Input material:

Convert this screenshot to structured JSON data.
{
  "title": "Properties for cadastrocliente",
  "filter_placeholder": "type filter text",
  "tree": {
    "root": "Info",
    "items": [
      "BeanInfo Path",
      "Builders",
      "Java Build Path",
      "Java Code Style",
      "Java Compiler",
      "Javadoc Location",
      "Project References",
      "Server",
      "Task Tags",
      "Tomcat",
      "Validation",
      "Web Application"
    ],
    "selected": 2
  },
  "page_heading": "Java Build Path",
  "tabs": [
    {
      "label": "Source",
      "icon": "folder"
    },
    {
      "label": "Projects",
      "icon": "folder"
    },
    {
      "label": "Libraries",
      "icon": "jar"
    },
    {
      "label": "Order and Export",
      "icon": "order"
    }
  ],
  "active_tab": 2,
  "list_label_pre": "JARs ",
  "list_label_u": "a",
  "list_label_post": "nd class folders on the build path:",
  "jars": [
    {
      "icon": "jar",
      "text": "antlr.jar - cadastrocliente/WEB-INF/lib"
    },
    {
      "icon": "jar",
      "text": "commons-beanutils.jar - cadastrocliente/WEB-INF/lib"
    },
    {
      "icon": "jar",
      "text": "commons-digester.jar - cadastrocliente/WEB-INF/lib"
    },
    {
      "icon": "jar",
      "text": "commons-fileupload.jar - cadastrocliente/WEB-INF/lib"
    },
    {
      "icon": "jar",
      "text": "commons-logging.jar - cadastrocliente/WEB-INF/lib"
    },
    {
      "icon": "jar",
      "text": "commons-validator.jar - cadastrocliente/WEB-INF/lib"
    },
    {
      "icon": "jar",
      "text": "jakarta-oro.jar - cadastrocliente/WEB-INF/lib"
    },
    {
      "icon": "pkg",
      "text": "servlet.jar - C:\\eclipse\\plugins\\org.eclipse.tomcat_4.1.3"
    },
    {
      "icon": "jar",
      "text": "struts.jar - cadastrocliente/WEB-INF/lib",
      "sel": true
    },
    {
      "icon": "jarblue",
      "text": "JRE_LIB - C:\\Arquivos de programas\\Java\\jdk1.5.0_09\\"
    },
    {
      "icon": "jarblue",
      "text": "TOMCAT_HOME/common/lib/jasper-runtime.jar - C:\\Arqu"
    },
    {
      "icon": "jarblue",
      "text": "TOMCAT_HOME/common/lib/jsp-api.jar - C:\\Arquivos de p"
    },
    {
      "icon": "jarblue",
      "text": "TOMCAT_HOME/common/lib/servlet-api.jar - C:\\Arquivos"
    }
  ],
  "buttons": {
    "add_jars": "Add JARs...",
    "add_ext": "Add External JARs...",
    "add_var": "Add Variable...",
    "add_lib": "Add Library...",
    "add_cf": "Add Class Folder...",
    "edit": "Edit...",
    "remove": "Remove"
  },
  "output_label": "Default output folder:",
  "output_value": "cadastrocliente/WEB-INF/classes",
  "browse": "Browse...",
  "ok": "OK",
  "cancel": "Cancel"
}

Short exercise: Search the entries for the word "cadastrocliente", then gather every line that has it.

Answer to this exercise:
  "title": "Properties for cadastrocliente",
      "text": "antlr.jar - cadastrocliente/WEB-INF/lib"
      "text": "commons-beanutils.jar - cadastrocliente/WEB-INF/lib"
      "text": "commons-digester.jar - cadastrocliente/WEB-INF/lib"
      "text": "commons-fileupload.jar - cadastrocliente/WEB-INF/lib"
      "text": "commons-logging.jar - cadastrocliente/WEB-INF/lib"
      "text": "commons-validator.jar - cadastrocliente/WEB-INF/lib"
      "text": "jakarta-oro.jar - cadastrocliente/WEB-INF/lib"
      "text": "struts.jar - cadastrocliente/WEB-INF/lib",
  "output_value": "cadastrocliente/WEB-INF/classes",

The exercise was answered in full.